_GIVEN TASK_
Where a line contains the word "pain", copy that line.

--- Start of SUPPLIED INFORMATION ---

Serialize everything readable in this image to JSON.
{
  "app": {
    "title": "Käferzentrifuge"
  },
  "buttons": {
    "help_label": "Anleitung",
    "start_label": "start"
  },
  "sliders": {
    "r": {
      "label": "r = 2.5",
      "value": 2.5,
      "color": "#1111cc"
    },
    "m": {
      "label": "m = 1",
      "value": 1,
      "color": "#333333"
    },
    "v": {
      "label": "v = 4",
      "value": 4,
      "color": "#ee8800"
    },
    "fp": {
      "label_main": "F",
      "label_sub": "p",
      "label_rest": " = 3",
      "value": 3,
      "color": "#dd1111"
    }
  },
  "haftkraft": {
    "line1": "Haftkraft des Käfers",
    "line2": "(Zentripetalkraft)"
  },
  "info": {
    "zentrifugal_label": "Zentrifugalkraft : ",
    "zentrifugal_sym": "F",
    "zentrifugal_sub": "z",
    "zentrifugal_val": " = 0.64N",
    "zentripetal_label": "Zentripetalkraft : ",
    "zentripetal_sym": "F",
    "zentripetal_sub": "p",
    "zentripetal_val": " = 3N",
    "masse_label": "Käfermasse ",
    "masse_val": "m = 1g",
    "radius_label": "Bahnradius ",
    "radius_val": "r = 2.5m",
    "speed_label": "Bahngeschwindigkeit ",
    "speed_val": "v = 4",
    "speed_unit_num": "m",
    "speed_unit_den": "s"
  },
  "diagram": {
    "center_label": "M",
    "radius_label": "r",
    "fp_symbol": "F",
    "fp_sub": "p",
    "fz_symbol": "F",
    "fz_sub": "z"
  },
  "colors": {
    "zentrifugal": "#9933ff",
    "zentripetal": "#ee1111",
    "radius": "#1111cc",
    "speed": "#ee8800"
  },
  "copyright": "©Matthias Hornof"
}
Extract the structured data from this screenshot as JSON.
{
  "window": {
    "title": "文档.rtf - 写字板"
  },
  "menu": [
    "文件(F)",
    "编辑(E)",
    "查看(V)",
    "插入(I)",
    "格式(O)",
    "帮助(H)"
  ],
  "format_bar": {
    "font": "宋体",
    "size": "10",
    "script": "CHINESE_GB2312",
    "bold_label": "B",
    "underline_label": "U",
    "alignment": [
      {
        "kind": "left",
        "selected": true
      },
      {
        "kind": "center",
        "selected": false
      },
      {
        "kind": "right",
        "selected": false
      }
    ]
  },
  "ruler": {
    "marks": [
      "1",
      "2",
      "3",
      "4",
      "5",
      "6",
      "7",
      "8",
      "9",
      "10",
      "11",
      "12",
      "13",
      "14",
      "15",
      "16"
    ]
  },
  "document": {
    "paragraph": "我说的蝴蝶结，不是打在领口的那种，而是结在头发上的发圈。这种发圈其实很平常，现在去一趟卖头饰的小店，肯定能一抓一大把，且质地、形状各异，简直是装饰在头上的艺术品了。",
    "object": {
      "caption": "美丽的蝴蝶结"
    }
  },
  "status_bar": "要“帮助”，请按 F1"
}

--- End of SUPPLIED INFORMATION ---
--- Start of SUPPLIED INFORMATION ---

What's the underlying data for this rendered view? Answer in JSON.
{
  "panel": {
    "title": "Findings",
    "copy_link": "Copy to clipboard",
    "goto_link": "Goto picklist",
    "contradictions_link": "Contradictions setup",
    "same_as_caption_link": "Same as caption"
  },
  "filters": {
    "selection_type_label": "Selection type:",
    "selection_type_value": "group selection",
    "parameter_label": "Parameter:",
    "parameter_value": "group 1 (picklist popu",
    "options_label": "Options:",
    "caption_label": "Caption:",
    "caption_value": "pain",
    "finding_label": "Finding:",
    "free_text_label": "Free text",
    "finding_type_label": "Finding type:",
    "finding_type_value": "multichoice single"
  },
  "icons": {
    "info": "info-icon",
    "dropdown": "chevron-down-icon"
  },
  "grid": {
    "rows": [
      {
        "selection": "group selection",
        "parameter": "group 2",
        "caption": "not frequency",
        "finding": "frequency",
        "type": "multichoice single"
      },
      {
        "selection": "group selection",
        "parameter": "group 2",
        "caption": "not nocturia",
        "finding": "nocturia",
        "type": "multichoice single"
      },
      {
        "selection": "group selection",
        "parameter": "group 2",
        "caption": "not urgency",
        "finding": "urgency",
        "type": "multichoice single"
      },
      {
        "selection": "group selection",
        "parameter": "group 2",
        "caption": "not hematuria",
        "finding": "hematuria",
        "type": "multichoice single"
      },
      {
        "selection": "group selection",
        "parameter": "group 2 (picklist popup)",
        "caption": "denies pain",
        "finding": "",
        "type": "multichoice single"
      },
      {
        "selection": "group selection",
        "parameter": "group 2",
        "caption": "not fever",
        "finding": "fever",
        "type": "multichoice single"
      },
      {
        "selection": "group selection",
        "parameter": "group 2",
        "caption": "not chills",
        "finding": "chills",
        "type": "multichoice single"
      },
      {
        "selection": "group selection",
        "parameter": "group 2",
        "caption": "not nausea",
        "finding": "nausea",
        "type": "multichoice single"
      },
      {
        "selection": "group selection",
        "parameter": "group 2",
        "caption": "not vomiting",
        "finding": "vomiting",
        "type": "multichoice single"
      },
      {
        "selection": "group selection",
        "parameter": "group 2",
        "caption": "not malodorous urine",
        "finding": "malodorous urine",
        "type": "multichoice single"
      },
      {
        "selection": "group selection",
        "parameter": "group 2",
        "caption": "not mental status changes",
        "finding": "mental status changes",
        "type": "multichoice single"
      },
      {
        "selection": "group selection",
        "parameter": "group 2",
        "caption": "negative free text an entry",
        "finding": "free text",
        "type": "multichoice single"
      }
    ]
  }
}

--- End of SUPPLIED INFORMATION ---

_WRITTEN ANSWER_
    "caption_value": "pain",
        "caption": "denies pain",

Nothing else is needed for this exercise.